Aim.
Collect each line of the records containing the string "assistant".

----- Dataset records

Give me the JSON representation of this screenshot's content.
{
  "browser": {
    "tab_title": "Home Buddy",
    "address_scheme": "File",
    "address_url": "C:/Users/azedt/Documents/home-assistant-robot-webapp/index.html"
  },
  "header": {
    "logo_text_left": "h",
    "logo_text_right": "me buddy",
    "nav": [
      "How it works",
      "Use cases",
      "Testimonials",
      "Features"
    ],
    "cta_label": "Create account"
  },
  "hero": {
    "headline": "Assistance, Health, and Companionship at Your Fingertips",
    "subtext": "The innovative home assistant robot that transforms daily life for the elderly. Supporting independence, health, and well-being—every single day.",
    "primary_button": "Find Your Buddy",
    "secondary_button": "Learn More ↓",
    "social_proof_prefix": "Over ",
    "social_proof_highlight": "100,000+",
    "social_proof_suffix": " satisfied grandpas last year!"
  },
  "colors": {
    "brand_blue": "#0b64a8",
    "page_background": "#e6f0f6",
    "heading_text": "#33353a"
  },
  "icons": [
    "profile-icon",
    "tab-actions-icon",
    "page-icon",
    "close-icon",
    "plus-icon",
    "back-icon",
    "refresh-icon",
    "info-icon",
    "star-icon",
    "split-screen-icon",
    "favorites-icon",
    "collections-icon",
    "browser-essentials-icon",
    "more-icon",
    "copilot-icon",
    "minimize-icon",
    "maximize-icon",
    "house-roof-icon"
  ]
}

----------

Answer to this problem.
    "address_url": "C:/Users/azedt/Documents/home-assistant-robot-webapp/index.html"
    "subtext": "The innovative home assistant robot that transforms daily life for the elderly. Supporting independence, health, and well-being—every single day.",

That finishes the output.